◆ Short exercise:
Retype the material word for word.

◆ Dataset rows:

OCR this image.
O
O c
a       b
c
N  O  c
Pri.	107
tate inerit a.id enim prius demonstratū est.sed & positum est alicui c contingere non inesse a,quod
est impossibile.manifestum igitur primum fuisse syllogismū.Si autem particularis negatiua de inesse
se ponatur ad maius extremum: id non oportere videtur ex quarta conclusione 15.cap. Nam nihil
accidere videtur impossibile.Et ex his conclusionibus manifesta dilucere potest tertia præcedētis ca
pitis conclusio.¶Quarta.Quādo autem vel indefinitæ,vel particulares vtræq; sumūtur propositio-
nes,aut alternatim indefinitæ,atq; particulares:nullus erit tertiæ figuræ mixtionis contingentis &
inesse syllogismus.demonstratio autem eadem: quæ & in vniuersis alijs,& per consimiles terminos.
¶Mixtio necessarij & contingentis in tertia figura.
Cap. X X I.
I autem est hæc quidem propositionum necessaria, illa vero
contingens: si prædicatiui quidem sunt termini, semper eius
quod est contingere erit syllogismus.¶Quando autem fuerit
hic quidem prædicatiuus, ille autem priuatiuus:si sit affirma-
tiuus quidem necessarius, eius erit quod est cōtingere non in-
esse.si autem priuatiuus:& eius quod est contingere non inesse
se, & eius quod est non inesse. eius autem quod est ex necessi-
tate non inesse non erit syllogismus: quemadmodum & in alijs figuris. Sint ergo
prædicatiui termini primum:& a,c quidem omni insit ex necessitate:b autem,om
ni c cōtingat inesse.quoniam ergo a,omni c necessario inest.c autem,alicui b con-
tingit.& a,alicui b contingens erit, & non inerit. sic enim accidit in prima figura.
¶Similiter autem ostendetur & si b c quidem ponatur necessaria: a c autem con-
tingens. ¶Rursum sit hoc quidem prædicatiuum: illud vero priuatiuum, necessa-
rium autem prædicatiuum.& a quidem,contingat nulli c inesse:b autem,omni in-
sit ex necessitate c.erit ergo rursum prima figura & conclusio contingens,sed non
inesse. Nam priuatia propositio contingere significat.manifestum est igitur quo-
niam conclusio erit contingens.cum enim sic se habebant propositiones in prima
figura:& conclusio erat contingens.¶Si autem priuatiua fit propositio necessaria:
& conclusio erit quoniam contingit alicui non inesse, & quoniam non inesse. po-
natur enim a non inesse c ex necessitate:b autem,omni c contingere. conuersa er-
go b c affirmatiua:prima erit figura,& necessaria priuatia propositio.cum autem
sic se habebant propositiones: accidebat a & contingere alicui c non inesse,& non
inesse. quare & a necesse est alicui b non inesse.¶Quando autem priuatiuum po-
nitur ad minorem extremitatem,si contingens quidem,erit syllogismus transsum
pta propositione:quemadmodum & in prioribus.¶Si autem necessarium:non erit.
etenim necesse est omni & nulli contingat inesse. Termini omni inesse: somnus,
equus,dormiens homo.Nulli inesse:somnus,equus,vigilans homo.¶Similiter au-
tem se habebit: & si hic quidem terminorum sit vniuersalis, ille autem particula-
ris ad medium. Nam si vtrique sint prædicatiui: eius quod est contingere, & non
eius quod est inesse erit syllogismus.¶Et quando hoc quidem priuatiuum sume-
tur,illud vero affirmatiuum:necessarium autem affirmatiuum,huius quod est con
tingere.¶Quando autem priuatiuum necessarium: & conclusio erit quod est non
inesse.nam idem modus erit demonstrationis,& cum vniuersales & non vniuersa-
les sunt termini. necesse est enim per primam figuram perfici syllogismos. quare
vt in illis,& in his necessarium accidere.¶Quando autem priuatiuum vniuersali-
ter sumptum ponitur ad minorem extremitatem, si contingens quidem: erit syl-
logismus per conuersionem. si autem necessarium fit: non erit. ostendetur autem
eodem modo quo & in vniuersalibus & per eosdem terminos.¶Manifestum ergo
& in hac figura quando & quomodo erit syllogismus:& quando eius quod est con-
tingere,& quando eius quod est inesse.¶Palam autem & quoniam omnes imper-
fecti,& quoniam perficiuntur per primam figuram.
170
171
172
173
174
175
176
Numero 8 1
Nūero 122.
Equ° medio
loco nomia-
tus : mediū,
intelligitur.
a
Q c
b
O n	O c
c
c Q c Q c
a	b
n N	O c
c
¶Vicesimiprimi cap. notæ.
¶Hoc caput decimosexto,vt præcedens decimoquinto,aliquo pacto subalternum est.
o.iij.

◆ Exercise solution:
OCR this image.
O
O c
a       b
c
N  O  c
Pri.	107
tate inerit a.id enim prius demonstratū est.sed & positum est alicui c contingere non inesse a,quod
est impossibile.manifestum igitur primum fuisse syllogismū.Si autem particularis negatiua de inesse
se ponatur ad maius extremum: id non oportere videtur ex quarta conclusione 15.cap. Nam nihil
accidere videtur impossibile.Et ex his conclusionibus manifesta dilucere potest tertia præcedētis ca
pitis conclusio.¶Quarta.Quādo autem vel indefinitæ,vel particulares vtræq; sumūtur propositio-
nes,aut alternatim indefinitæ,atq; particulares:nullus erit tertiæ figuræ mixtionis contingentis &
inesse syllogismus.demonstratio autem eadem: quæ & in vniuersis alijs,& per consimiles terminos.
¶Mixtio necessarij & contingentis in tertia figura.
Cap. X X I.
I autem est hæc quidem propositionum necessaria, illa vero
contingens: si prædicatiui quidem sunt termini, semper eius
quod est contingere erit syllogismus.¶Quando autem fuerit
hic quidem prædicatiuus, ille autem priuatiuus:si sit affirma-
tiuus quidem necessarius, eius erit quod est cōtingere non in-
esse.si autem priuatiuus:& eius quod est contingere non inesse
se, & eius quod est non inesse. eius autem quod est ex necessi-
tate non inesse non erit syllogismus: quemadmodum & in alijs figuris. Sint ergo
prædicatiui termini primum:& a,c quidem omni insit ex necessitate:b autem,om
ni c cōtingat inesse.quoniam ergo a,omni c necessario inest.c autem,alicui b con-
tingit.& a,alicui b contingens erit, & non inerit. sic enim accidit in prima figura.
¶Similiter autem ostendetur & si b c quidem ponatur necessaria: a c autem con-
tingens. ¶Rursum sit hoc quidem prædicatiuum: illud vero priuatiuum, necessa-
rium autem prædicatiuum.& a quidem,contingat nulli c inesse:b autem,omni in-
sit ex necessitate c.erit ergo rursum prima figura & conclusio contingens,sed non
inesse. Nam priuatia propositio contingere significat.manifestum est igitur quo-
niam conclusio erit contingens.cum enim sic se habebant propositiones in prima
figura:& conclusio erat contingens.¶Si autem priuatiua fit propositio necessaria:
& conclusio erit quoniam contingit alicui non inesse, & quoniam non inesse. po-
natur enim a non inesse c ex necessitate:b autem,omni c contingere. conuersa er-
go b c affirmatiua:prima erit figura,& necessaria priuatia propositio.cum autem
sic se habebant propositiones: accidebat a & contingere alicui c non inesse,& non
inesse. quare & a necesse est alicui b non inesse.¶Quando autem priuatiuum po-
nitur ad minorem extremitatem,si contingens quidem,erit syllogismus transsum
pta propositione:quemadmodum & in prioribus.¶Si autem necessarium:non erit.
etenim necesse est omni & nulli contingat inesse. Termini omni inesse: somnus,
equus,dormiens homo.Nulli inesse:somnus,equus,vigilans homo.¶Similiter au-
tem se habebit: & si hic quidem terminorum sit vniuersalis, ille autem particula-
ris ad medium. Nam si vtrique sint prædicatiui: eius quod est contingere, & non
eius quod est inesse erit syllogismus.¶Et quando hoc quidem priuatiuum sume-
tur,illud vero affirmatiuum:necessarium autem affirmatiuum,huius quod est con
tingere.¶Quando autem priuatiuum necessarium: & conclusio erit quod est non
inesse.nam idem modus erit demonstrationis,& cum vniuersales & non vniuersa-
les sunt termini. necesse est enim per primam figuram perfici syllogismos. quare
vt in illis,& in his necessarium accidere.¶Quando autem priuatiuum vniuersali-
ter sumptum ponitur ad minorem extremitatem, si contingens quidem: erit syl-
logismus per conuersionem. si autem necessarium fit: non erit. ostendetur autem
eodem modo quo & in vniuersalibus & per eosdem terminos.¶Manifestum ergo
& in hac figura quando & quomodo erit syllogismus:& quando eius quod est con-
tingere,& quando eius quod est inesse.¶Palam autem & quoniam omnes imper-
fecti,& quoniam perficiuntur per primam figuram.
170
171
172
173
174
175
176
Numero 8 1
Nūero 122.
Equ° medio
loco nomia-
tus : mediū,
intelligitur.
a
Q c
b
O n	O c
c
c Q c Q c
a	b
n N	O c
c
¶Vicesimiprimi cap. notæ.
¶Hoc caput decimosexto,vt præcedens decimoquinto,aliquo pacto subalternum est.
o.iij.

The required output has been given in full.